Study of Capivasertib in Relapsed or Refractory B-cell Non-Hodgkin Lymphoma

NCT ID: NCT05008055

Last Updated: 2024-12-20

Basic Information

• Recruitment Status: COMPLETED
• Clinical Phase: PHASE2
• Total Enrollment: 30 participants
• Study Classification: INTERVENTIONAL
• Study Start Date: 2021-11-03
• Study Completion Date: 2024-10-25

Brief Summary

This study is an open-label, multicenter Phase II study of capivasertib administered orally in participants with Relapsed or Refractory (R/R) B-cell Non-Hodgkin's Lymphoma (NHL).

Detailed Description

The study protocol follows a modular design. The study will investigate the safety and efficacy of capivasertib monotherapy in participants with R/R Follicular Lymphoma (FL), Marginal Zone Lymphoma (MZL), and Mantle Cell Lymphoma (MCL).

● ● ● ● ● ● ●

QUESTIONS:
1. According to the capivasertib study page, what will the study investigate, and in which participants? Answer in one to three sentences.
2. Continue the capivasertib lymphoma study page from its final sentence.
The records are separate material and have no connection to the capivasertib study page.

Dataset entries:
● ● ● ● ● ● ●

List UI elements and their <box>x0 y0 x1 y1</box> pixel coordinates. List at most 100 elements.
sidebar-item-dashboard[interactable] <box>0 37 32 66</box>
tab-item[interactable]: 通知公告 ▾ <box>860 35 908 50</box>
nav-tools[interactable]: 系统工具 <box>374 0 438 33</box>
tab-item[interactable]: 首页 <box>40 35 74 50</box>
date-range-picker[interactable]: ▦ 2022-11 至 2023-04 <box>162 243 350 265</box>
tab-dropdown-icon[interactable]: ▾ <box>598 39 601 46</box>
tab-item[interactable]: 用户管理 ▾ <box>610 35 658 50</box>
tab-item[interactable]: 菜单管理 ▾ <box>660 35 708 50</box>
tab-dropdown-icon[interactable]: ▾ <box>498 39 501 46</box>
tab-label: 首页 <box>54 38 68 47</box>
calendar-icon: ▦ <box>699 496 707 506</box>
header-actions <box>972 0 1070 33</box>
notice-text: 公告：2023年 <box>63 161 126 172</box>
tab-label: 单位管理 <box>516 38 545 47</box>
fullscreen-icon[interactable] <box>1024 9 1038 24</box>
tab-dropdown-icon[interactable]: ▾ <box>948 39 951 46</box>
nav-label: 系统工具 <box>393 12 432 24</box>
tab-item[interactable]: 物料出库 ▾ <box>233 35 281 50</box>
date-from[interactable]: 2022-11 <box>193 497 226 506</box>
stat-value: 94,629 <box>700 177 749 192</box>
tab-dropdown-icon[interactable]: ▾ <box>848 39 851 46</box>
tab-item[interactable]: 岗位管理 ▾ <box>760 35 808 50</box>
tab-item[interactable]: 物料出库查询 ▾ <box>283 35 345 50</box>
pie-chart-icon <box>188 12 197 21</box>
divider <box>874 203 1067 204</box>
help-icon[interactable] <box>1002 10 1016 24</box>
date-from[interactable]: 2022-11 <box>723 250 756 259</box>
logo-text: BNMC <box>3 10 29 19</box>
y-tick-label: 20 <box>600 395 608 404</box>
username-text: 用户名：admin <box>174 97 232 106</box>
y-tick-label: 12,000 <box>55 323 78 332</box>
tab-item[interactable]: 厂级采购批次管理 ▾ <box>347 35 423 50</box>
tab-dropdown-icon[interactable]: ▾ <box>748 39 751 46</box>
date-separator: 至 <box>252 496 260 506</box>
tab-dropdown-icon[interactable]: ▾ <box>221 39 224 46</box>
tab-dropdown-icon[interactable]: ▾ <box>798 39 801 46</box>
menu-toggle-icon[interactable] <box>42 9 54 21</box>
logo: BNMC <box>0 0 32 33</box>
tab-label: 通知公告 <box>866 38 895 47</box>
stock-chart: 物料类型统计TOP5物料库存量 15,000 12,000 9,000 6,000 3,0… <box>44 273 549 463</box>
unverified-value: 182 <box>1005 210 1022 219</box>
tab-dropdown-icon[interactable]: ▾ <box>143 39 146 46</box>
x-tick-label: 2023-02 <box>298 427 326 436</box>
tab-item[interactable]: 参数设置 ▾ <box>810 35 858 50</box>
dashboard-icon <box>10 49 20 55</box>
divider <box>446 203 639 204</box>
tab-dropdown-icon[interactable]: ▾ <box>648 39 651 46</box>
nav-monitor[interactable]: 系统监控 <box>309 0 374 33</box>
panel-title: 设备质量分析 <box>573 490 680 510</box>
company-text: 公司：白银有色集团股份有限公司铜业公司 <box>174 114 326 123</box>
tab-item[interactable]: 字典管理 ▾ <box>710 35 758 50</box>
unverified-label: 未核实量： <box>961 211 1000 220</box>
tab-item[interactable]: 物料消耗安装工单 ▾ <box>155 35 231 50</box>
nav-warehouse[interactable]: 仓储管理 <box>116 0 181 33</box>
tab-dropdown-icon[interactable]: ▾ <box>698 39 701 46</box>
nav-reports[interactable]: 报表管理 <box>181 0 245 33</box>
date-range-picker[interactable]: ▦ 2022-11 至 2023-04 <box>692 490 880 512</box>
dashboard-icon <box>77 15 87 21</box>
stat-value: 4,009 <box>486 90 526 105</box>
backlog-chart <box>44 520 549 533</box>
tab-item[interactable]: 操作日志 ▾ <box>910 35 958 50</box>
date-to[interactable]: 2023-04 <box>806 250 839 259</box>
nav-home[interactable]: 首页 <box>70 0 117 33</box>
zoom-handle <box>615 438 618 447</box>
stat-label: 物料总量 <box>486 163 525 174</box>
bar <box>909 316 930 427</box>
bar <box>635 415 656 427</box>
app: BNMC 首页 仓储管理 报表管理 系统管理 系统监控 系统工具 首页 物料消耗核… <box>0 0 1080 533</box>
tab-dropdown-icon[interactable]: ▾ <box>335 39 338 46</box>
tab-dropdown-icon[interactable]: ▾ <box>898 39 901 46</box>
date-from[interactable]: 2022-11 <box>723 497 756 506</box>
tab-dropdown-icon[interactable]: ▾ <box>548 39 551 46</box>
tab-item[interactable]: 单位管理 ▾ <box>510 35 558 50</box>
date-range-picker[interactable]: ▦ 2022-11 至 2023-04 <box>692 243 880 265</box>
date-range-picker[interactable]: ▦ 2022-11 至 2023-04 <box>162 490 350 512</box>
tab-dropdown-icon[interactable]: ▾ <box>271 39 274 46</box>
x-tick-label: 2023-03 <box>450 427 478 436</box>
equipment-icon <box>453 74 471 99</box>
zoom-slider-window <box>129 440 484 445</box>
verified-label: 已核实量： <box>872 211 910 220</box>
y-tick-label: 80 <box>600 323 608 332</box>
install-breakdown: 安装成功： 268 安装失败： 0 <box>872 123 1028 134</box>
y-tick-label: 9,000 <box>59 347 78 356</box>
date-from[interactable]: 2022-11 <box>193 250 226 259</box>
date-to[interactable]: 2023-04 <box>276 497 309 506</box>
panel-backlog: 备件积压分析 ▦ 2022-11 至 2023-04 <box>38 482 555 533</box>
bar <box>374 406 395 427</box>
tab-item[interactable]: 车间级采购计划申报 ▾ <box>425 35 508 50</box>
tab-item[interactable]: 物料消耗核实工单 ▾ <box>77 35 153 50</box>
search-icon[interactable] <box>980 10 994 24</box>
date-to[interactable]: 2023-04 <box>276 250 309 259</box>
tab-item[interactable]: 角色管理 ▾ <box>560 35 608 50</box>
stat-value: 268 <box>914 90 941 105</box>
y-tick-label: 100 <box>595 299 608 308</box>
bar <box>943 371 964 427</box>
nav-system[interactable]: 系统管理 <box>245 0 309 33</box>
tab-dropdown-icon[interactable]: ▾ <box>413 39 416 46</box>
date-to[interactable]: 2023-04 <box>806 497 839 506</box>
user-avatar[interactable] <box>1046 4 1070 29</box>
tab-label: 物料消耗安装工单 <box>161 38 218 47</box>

● ● ● ● ● ● ●

LIST OF ANSWERS:
1. The study will investigate the safety and efficacy of capivasertib given alone, as monotherapy. It covers participants with relapsed or refractory Follicular Lymphoma, Marginal Zone Lymphoma, and Mantle Cell Lymphoma.

2.
Conditions

Relapsed or Refractory B-cell Non-Hodgkin Lymphoma

Keywords

Follicular Lymphoma; Marginal Zone Lymphoma; Mantle Cell Lymphoma; Capivasertib monotherapy

Study Design

• Allocation Method: NA
• Intervention Model: SINGLE_GROUP
• Primary Study Purpose: TREATMENT
• Blinding Strategy: NONE

Study Groups

Capivasertib monotherapy

Participants with R/R FL, R/R MZL, and R/R MCL will receive capivasertib orally until progression of disease (PD) or unacceptable toxicity.

Group Type: EXPERIMENTAL

Capivasertib

Intervention Type: DRUG

Capivasertib will be taken orally twice a day (BD) 4 days on/ 3 days off.

Interventions

Capivasertib

Capivasertib will be taken orally twice a day (BD) 4 days on/ 3 days off.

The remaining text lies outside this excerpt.